Prompt:
Give only the number of lines that contain the word "Gesch".

## Start

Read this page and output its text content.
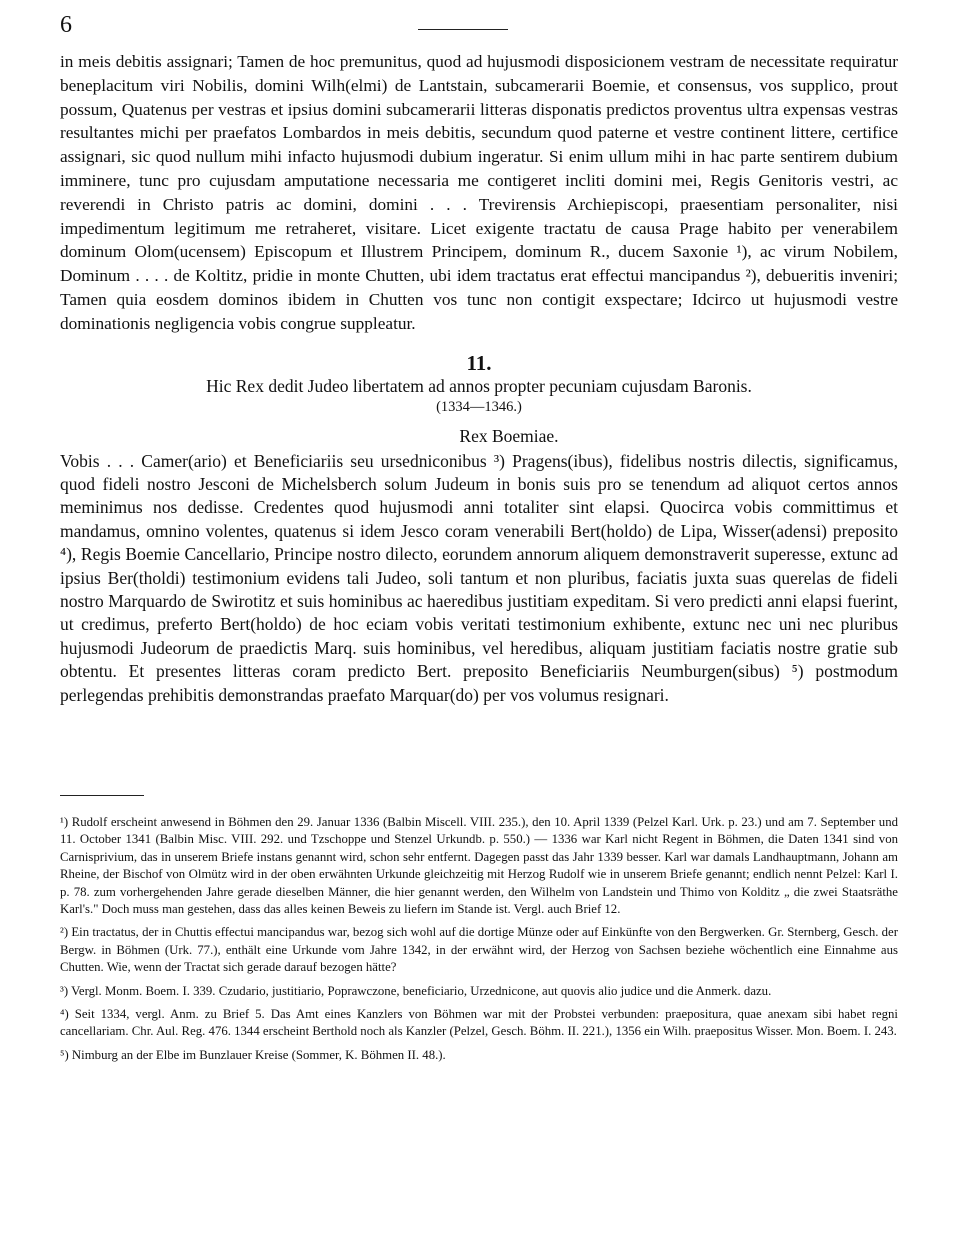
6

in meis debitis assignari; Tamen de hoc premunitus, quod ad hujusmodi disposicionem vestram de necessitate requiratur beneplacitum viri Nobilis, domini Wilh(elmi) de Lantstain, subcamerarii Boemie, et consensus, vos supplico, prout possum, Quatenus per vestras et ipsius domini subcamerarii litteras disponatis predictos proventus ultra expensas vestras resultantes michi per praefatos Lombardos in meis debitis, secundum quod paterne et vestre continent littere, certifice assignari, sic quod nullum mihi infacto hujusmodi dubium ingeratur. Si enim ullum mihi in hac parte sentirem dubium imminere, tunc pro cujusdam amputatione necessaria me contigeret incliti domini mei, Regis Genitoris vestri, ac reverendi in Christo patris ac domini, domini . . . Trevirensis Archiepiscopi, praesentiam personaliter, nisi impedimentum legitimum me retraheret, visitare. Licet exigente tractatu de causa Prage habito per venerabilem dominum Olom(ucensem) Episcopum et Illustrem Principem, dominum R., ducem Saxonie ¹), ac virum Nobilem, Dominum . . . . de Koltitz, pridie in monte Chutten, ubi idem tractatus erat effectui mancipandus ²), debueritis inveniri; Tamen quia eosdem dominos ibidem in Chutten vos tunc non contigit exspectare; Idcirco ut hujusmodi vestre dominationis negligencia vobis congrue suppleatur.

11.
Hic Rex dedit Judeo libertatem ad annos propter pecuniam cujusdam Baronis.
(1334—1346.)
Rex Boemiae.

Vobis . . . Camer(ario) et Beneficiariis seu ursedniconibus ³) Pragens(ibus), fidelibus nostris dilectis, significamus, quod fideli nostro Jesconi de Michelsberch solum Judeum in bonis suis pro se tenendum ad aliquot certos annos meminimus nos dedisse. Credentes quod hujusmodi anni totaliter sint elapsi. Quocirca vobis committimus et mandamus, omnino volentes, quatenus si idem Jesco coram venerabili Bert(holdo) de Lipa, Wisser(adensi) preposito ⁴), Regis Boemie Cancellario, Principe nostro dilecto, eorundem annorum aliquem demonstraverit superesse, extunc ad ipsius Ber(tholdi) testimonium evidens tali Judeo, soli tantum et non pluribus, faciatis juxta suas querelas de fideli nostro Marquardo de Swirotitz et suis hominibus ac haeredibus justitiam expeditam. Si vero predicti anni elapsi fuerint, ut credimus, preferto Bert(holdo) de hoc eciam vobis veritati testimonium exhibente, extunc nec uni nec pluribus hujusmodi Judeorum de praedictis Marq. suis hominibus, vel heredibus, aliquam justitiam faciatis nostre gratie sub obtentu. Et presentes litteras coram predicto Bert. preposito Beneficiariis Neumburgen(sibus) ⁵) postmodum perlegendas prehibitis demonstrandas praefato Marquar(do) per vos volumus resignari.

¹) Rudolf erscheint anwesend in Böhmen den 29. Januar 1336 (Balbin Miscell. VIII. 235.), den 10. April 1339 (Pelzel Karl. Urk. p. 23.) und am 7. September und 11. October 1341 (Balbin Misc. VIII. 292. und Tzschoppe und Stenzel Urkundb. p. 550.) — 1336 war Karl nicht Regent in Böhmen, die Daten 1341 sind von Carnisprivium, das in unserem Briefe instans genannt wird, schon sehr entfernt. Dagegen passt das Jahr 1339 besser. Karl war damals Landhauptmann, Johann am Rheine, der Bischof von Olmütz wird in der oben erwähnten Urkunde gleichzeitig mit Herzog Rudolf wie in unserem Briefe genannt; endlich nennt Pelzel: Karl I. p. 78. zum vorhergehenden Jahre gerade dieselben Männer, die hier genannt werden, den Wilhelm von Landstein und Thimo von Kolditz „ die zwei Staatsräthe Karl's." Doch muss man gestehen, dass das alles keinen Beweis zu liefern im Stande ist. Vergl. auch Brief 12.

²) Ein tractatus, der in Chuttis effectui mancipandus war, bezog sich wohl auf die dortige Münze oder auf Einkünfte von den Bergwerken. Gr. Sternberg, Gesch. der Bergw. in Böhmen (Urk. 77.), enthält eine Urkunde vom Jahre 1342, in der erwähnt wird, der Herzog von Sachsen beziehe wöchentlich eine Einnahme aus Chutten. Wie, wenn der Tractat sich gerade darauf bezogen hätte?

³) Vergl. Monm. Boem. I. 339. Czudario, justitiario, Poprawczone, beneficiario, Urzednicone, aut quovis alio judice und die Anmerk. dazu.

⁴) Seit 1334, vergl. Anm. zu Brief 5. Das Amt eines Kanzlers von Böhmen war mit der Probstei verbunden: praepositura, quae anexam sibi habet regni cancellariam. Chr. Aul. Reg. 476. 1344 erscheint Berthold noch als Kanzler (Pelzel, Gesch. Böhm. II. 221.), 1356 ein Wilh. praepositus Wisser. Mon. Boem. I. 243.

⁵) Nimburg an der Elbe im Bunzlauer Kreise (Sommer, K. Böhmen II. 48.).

## End

Worked solution:
2